Dataset rows:

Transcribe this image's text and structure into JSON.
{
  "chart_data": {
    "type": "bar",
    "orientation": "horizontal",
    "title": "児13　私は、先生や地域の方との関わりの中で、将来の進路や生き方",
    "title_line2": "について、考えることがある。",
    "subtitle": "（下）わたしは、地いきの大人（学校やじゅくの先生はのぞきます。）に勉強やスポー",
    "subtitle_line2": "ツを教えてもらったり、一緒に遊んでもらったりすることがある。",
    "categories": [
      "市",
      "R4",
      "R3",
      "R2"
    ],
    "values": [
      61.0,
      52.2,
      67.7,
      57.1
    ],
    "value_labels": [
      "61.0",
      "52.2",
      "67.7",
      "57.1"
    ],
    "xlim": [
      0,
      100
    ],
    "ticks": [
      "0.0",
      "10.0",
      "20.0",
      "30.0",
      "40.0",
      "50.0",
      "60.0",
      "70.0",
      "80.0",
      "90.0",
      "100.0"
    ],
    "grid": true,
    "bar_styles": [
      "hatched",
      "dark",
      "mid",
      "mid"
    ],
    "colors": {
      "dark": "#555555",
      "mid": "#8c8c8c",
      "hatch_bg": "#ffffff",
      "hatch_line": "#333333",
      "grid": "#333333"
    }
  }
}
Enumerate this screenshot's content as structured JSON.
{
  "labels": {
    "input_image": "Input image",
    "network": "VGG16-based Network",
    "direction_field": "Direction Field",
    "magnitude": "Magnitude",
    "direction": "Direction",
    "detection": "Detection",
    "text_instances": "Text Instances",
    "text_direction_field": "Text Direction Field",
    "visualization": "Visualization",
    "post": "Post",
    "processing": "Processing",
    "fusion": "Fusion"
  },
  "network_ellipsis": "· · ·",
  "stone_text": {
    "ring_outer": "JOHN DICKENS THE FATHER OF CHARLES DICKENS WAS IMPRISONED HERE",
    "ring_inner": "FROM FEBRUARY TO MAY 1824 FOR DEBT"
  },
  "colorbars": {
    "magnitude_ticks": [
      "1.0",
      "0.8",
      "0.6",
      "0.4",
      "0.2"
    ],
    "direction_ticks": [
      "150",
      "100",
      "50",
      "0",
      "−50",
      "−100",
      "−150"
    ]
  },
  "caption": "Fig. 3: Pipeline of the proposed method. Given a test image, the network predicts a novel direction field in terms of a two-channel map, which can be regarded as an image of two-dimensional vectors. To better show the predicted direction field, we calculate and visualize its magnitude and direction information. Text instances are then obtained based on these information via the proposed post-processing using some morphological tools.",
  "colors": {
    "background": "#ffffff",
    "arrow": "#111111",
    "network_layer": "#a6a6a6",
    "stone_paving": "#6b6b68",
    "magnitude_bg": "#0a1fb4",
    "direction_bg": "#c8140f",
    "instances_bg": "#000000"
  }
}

▶ [Written exercise]: Extract from the material all lines containing the string "this".

▶ [Full response]:
Transcribe this image's text and structure into JSON.
Enumerate this screenshot's content as structured JSON.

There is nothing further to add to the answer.